▶ **作業内容**:
以下の行をすべて一字一句変えずに書き出してください。画像は出力から除いてください。

▶ **データセットの行**:
________________________________________
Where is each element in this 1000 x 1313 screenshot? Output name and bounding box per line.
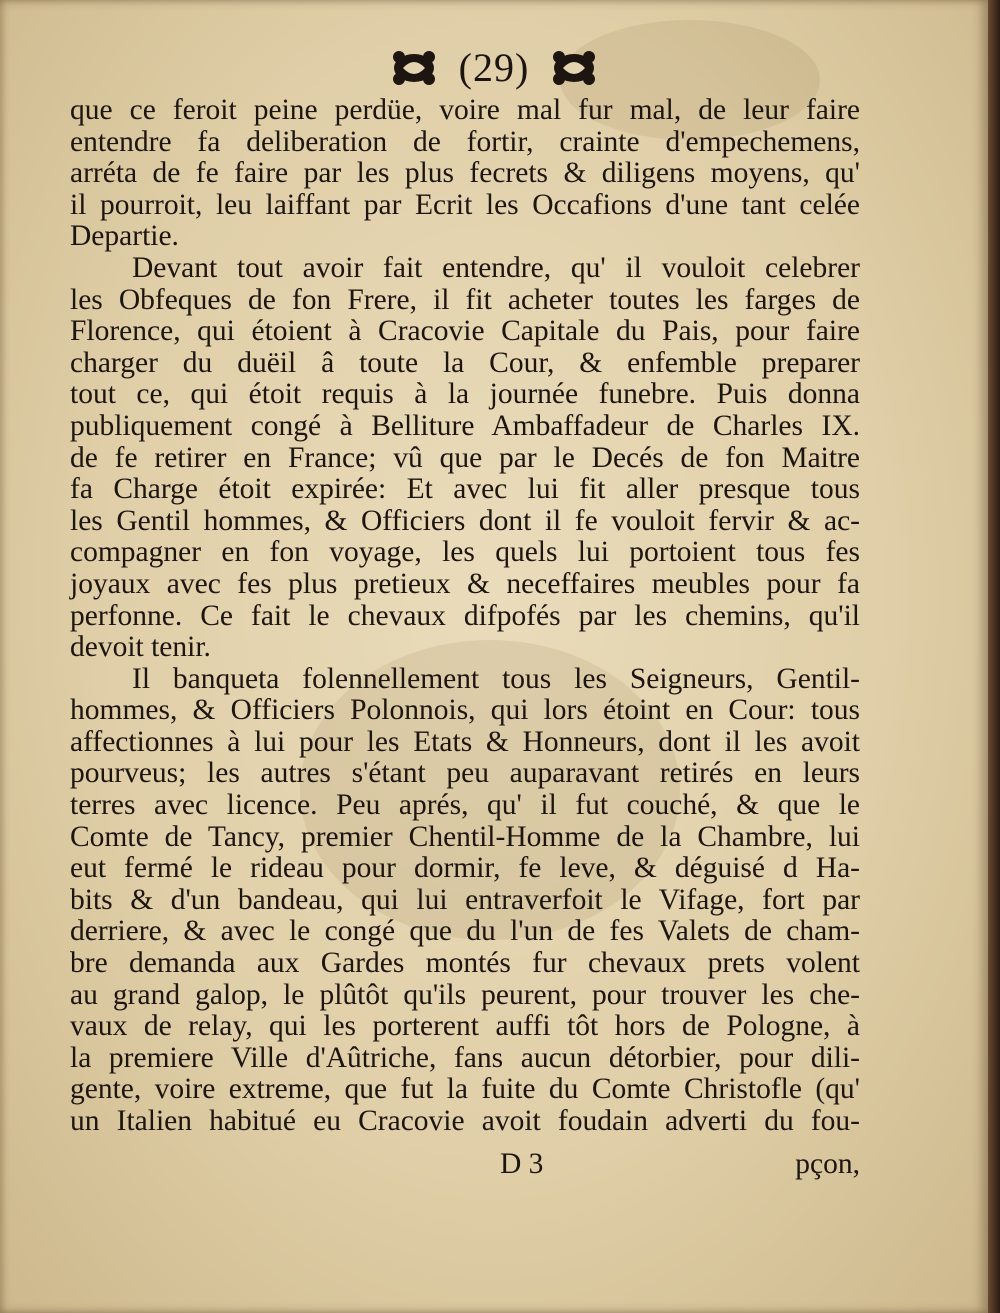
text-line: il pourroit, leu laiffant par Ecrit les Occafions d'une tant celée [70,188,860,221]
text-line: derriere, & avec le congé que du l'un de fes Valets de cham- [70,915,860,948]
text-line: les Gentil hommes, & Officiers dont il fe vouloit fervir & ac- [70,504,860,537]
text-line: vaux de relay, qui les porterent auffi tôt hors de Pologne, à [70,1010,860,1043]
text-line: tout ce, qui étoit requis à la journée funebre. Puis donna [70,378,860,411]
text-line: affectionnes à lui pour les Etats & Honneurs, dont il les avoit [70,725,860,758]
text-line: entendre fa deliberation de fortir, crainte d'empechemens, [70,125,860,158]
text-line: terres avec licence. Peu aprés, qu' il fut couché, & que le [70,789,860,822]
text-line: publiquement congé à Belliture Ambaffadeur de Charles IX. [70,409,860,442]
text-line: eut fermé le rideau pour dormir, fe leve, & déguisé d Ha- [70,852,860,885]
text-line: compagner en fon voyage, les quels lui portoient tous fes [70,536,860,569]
________________________________________
▶ **出力全体**:
Where is each element in this 1000 x 1313 screenshot? Output name and bounding box per line.
text-line: il pourroit, leu laiffant par Ecrit les Occafions d'une tant celée [70,188,860,221]
text-line: derriere, & avec le congé que du l'un de fes Valets de cham- [70,915,860,948]
text-line: les Gentil hommes, & Officiers dont il fe vouloit fervir & ac- [70,504,860,537]
text-line: vaux de relay, qui les porterent auffi tôt hors de Pologne, à [70,1010,860,1043]
text-line: tout ce, qui étoit requis à la journée funebre. Puis donna [70,378,860,411]
text-line: affectionnes à lui pour les Etats & Honneurs, dont il les avoit [70,725,860,758]
text-line: entendre fa deliberation de fortir, crainte d'empechemens, [70,125,860,158]
text-line: terres avec licence. Peu aprés, qu' il fut couché, & que le [70,789,860,822]
text-line: publiquement congé à Belliture Ambaffadeur de Charles IX. [70,409,860,442]
text-line: eut fermé le rideau pour dormir, fe leve, & déguisé d Ha- [70,852,860,885]
text-line: compagner en fon voyage, les quels lui portoient tous fes [70,536,860,569]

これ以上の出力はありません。